* **Task to complete**: Write out the data again in full, exactly as it reads.

* **Provided entries**:
--- Begin ---
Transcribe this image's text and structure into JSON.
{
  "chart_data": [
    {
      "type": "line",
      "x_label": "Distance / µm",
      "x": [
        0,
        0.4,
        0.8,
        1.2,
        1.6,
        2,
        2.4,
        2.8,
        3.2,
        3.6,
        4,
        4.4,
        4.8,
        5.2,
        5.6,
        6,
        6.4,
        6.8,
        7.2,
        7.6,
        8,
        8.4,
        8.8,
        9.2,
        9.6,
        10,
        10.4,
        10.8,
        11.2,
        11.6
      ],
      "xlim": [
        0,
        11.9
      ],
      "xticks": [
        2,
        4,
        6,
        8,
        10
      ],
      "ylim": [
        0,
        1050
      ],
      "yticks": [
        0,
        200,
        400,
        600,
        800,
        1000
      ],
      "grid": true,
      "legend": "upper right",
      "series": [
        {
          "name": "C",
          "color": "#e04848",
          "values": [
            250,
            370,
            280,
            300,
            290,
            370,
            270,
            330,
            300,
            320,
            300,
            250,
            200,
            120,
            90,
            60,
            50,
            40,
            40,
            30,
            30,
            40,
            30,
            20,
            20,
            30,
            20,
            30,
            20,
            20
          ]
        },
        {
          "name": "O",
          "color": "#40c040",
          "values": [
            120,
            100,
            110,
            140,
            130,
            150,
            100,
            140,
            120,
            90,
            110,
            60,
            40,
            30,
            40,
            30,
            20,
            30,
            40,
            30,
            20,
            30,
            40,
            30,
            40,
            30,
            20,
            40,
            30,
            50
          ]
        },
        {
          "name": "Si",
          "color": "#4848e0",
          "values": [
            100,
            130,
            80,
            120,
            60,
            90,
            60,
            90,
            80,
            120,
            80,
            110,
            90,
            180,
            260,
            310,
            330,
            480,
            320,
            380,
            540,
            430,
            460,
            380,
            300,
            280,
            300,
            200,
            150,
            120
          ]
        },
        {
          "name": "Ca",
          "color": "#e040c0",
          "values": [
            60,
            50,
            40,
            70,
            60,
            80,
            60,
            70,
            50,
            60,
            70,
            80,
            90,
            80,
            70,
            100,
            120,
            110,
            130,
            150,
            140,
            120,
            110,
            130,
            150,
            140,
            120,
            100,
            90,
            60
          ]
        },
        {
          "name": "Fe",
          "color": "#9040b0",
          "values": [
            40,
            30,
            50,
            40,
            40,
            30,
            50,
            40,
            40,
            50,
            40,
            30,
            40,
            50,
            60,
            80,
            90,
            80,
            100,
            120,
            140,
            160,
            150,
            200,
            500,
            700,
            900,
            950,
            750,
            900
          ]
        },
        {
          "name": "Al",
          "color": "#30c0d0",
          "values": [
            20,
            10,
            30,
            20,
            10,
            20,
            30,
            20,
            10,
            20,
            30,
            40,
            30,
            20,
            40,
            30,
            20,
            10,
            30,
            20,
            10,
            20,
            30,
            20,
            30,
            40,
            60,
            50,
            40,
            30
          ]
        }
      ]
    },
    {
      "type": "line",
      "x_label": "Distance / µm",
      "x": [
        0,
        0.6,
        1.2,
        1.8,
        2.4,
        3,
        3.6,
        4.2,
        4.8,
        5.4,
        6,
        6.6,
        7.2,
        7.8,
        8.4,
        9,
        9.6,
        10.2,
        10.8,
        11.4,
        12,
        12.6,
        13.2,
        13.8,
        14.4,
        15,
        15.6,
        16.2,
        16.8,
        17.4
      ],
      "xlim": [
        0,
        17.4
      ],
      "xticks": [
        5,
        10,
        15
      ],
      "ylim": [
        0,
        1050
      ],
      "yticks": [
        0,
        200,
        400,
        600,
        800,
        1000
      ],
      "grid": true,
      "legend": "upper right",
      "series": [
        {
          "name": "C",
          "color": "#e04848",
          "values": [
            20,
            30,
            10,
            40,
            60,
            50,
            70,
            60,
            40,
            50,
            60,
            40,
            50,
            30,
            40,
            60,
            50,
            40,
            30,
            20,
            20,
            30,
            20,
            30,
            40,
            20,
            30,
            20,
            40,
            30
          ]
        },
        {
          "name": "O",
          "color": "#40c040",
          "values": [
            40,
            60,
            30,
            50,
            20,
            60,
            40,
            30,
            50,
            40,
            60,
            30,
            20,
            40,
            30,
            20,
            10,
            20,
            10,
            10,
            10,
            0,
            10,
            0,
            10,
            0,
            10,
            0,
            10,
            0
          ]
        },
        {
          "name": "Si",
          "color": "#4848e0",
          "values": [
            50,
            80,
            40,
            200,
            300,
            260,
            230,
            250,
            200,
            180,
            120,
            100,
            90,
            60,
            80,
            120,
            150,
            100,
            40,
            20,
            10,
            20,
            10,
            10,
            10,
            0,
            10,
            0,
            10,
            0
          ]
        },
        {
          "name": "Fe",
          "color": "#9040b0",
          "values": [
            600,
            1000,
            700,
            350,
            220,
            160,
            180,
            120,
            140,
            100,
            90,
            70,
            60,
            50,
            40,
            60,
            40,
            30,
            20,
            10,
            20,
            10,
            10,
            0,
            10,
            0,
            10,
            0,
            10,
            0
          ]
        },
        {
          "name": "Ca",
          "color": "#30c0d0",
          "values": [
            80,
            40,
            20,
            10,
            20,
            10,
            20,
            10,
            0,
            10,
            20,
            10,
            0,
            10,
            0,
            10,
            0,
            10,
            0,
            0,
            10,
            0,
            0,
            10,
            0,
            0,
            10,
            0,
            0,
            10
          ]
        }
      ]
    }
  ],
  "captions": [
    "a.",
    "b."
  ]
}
--- End ---
* **Exercise answer**:
Transcribe this image's text and structure into JSON.
{
  "chart_data": [
    {
      "type": "line",
      "x_label": "Distance / µm",
      "x": [
        0,
        0.4,
        0.8,
        1.2,
        1.6,
        2,
        2.4,
        2.8,
        3.2,
        3.6,
        4,
        4.4,
        4.8,
        5.2,
        5.6,
        6,
        6.4,
        6.8,
        7.2,
        7.6,
        8,
        8.4,
        8.8,
        9.2,
        9.6,
        10,
        10.4,
        10.8,
        11.2,
        11.6
      ],
      "xlim": [
        0,
        11.9
      ],
      "xticks": [
        2,
        4,
        6,
        8,
        10
      ],
      "ylim": [
        0,
        1050
      ],
      "yticks": [
        0,
        200,
        400,
        600,
        800,
        1000
      ],
      "grid": true,
      "legend": "upper right",
      "series": [
        {
          "name": "C",
          "color": "#e04848",
          "values": [
            250,
            370,
            280,
            300,
            290,
            370,
            270,
            330,
            300,
            320,
            300,
            250,
            200,
            120,
            90,
            60,
            50,
            40,
            40,
            30,
            30,
            40,
            30,
            20,
            20,
            30,
            20,
            30,
            20,
            20
          ]
        },
        {
          "name": "O",
          "color": "#40c040",
          "values": [
            120,
            100,
            110,
            140,
            130,
            150,
            100,
            140,
            120,
            90,
            110,
            60,
            40,
            30,
            40,
            30,
            20,
            30,
            40,
            30,
            20,
            30,
            40,
            30,
            40,
            30,
            20,
            40,
            30,
            50
          ]
        },
        {
          "name": "Si",
          "color": "#4848e0",
          "values": [
            100,
            130,
            80,
            120,
            60,
            90,
            60,
            90,
            80,
            120,
            80,
            110,
            90,
            180,
            260,
            310,
            330,
            480,
            320,
            380,
            540,
            430,
            460,
            380,
            300,
            280,
            300,
            200,
            150,
            120
          ]
        },
        {
          "name": "Ca",
          "color": "#e040c0",
          "values": [
            60,
            50,
            40,
            70,
            60,
            80,
            60,
            70,
            50,
            60,
            70,
            80,
            90,
            80,
            70,
            100,
            120,
            110,
            130,
            150,
            140,
            120,
            110,
            130,
            150,
            140,
            120,
            100,
            90,
            60
          ]
        },
        {
          "name": "Fe",
          "color": "#9040b0",
          "values": [
            40,
            30,
            50,
            40,
            40,
            30,
            50,
            40,
            40,
            50,
            40,
            30,
            40,
            50,
            60,
            80,
            90,
            80,
            100,
            120,
            140,
            160,
            150,
            200,
            500,
            700,
            900,
            950,
            750,
            900
          ]
        },
        {
          "name": "Al",
          "color": "#30c0d0",
          "values": [
            20,
            10,
            30,
            20,
            10,
            20,
            30,
            20,
            10,
            20,
            30,
            40,
            30,
            20,
            40,
            30,
            20,
            10,
            30,
            20,
            10,
            20,
            30,
            20,
            30,
            40,
            60,
            50,
            40,
            30
          ]
        }
      ]
    },
    {
      "type": "line",
      "x_label": "Distance / µm",
      "x": [
        0,
        0.6,
        1.2,
        1.8,
        2.4,
        3,
        3.6,
        4.2,
        4.8,
        5.4,
        6,
        6.6,
        7.2,
        7.8,
        8.4,
        9,
        9.6,
        10.2,
        10.8,
        11.4,
        12,
        12.6,
        13.2,
        13.8,
        14.4,
        15,
        15.6,
        16.2,
        16.8,
        17.4
      ],
      "xlim": [
        0,
        17.4
      ],
      "xticks": [
        5,
        10,
        15
      ],
      "ylim": [
        0,
        1050
      ],
      "yticks": [
        0,
        200,
        400,
        600,
        800,
        1000
      ],
      "grid": true,
      "legend": "upper right",
      "series": [
        {
          "name": "C",
          "color": "#e04848",
          "values": [
            20,
            30,
            10,
            40,
            60,
            50,
            70,
            60,
            40,
            50,
            60,
            40,
            50,
            30,
            40,
            60,
            50,
            40,
            30,
            20,
            20,
            30,
            20,
            30,
            40,
            20,
            30,
            20,
            40,
            30
          ]
        },
        {
          "name": "O",
          "color": "#40c040",
          "values": [
            40,
            60,
            30,
            50,
            20,
            60,
            40,
            30,
            50,
            40,
            60,
            30,
            20,
            40,
            30,
            20,
            10,
            20,
            10,
            10,
            10,
            0,
            10,
            0,
            10,
            0,
            10,
            0,
            10,
            0
          ]
        },
        {
          "name": "Si",
          "color": "#4848e0",
          "values": [
            50,
            80,
            40,
            200,
            300,
            260,
            230,
            250,
            200,
            180,
            120,
            100,
            90,
            60,
            80,
            120,
            150,
            100,
            40,
            20,
            10,
            20,
            10,
            10,
            10,
            0,
            10,
            0,
            10,
            0
          ]
        },
        {
          "name": "Fe",
          "color": "#9040b0",
          "values": [
            600,
            1000,
            700,
            350,
            220,
            160,
            180,
            120,
            140,
            100,
            90,
            70,
            60,
            50,
            40,
            60,
            40,
            30,
            20,
            10,
            20,
            10,
            10,
            0,
            10,
            0,
            10,
            0,
            10,
            0
          ]
        },
        {
          "name": "Ca",
          "color": "#30c0d0",
          "values": [
            80,
            40,
            20,
            10,
            20,
            10,
            20,
            10,
            0,
            10,
            20,
            10,
            0,
            10,
            0,
            10,
            0,
            10,
            0,
            0,
            10,
            0,
            0,
            10,
            0,
            0,
            10,
            0,
            0,
            10
          ]
        }
      ]
    }
  ],
  "captions": [
    "a.",
    "b."
  ]
}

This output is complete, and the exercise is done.